[Start of Material]
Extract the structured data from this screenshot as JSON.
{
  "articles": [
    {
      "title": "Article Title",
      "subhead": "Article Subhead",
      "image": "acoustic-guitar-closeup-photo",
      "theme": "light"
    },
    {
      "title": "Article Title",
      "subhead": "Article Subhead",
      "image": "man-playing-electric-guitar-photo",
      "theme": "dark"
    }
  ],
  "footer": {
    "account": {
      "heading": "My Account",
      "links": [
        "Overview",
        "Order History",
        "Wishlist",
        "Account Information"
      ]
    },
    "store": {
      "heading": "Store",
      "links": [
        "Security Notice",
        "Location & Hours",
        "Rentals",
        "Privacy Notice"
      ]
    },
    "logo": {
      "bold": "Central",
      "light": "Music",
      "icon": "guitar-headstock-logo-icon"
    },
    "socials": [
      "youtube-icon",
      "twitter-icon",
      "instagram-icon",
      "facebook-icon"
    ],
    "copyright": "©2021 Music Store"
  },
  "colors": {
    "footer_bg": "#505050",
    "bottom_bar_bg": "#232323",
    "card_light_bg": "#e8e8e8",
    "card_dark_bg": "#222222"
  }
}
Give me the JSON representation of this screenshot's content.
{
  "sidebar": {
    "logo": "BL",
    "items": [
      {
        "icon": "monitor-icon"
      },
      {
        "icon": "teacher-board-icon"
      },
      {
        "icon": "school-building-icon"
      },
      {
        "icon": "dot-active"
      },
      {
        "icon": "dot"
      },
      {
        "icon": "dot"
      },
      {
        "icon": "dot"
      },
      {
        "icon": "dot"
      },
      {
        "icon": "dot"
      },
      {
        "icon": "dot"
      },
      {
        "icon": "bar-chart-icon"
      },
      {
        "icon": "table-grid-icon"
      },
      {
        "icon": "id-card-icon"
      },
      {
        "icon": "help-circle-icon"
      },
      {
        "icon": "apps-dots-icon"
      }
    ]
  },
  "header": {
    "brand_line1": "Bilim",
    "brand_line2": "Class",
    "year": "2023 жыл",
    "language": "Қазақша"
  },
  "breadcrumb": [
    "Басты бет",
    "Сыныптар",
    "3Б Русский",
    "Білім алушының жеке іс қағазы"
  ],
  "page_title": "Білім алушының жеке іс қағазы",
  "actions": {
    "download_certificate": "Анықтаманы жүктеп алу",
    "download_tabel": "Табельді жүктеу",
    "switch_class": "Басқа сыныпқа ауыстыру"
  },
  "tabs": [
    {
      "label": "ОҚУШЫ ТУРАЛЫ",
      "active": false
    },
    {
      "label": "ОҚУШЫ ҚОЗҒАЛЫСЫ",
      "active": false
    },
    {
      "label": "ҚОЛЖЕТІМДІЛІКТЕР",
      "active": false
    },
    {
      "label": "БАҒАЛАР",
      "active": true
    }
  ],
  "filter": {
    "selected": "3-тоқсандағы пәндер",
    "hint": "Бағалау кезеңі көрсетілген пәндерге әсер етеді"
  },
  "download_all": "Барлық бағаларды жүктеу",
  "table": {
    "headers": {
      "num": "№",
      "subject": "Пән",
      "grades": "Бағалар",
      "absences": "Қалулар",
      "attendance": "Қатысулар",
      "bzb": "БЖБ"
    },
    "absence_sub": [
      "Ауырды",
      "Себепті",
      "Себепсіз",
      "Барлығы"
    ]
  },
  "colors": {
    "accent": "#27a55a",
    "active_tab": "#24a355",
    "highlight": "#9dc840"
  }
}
[End of Material]
Exercise requirements: Using the data above, output each line exactly.

Result for this exercise:
Extract the structured data from this screenshot as JSON.
{
  "articles": [
    {
      "title": "Article Title",
      "subhead": "Article Subhead",
      "image": "acoustic-guitar-closeup-photo",
      "theme": "light"
    },
    {
      "title": "Article Title",
      "subhead": "Article Subhead",
      "image": "man-playing-electric-guitar-photo",
      "theme": "dark"
    }
  ],
  "footer": {
    "account": {
      "heading": "My Account",
      "links": [
        "Overview",
        "Order History",
        "Wishlist",
        "Account Information"
      ]
    },
    "store": {
      "heading": "Store",
      "links": [
        "Security Notice",
        "Location & Hours",
        "Rentals",
        "Privacy Notice"
      ]
    },
    "logo": {
      "bold": "Central",
      "light": "Music",
      "icon": "guitar-headstock-logo-icon"
    },
    "socials": [
      "youtube-icon",
      "twitter-icon",
      "instagram-icon",
      "facebook-icon"
    ],
    "copyright": "©2021 Music Store"
  },
  "colors": {
    "footer_bg": "#505050",
    "bottom_bar_bg": "#232323",
    "card_light_bg": "#e8e8e8",
    "card_dark_bg": "#222222"
  }
}
Give me the JSON representation of this screenshot's content.
{
  "sidebar": {
    "logo": "BL",
    "items": [
      {
        "icon": "monitor-icon"
      },
      {
        "icon": "teacher-board-icon"
      },
      {
        "icon": "school-building-icon"
      },
      {
        "icon": "dot-active"
      },
      {
        "icon": "dot"
      },
      {
        "icon": "dot"
      },
      {
        "icon": "dot"
      },
      {
        "icon": "dot"
      },
      {
        "icon": "dot"
      },
      {
        "icon": "dot"
      },
      {
        "icon": "bar-chart-icon"
      },
      {
        "icon": "table-grid-icon"
      },
      {
        "icon": "id-card-icon"
      },
      {
        "icon": "help-circle-icon"
      },
      {
        "icon": "apps-dots-icon"
      }
    ]
  },
  "header": {
    "brand_line1": "Bilim",
    "brand_line2": "Class",
    "year": "2023 жыл",
    "language": "Қазақша"
  },
  "breadcrumb": [
    "Басты бет",
    "Сыныптар",
    "3Б Русский",
    "Білім алушының жеке іс қағазы"
  ],
  "page_title": "Білім алушының жеке іс қағазы",
  "actions": {
    "download_certificate": "Анықтаманы жүктеп алу",
    "download_tabel": "Табельді жүктеу",
    "switch_class": "Басқа сыныпқа ауыстыру"
  },
  "tabs": [
    {
      "label": "ОҚУШЫ ТУРАЛЫ",
      "active": false
    },
    {
      "label": "ОҚУШЫ ҚОЗҒАЛЫСЫ",
      "active": false
    },
    {
      "label": "ҚОЛЖЕТІМДІЛІКТЕР",
      "active": false
    },
    {
      "label": "БАҒАЛАР",
      "active": true
    }
  ],
  "filter": {
    "selected": "3-тоқсандағы пәндер",
    "hint": "Бағалау кезеңі көрсетілген пәндерге әсер етеді"
  },
  "download_all": "Барлық бағаларды жүктеу",
  "table": {
    "headers": {
      "num": "№",
      "subject": "Пән",
      "grades": "Бағалар",
      "absences": "Қалулар",
      "attendance": "Қатысулар",
      "bzb": "БЖБ"
    },
    "absence_sub": [
      "Ауырды",
      "Себепті",
      "Себепсіз",
      "Барлығы"
    ]
  },
  "colors": {
    "accent": "#27a55a",
    "active_tab": "#24a355",
    "highlight": "#9dc840"
  }
}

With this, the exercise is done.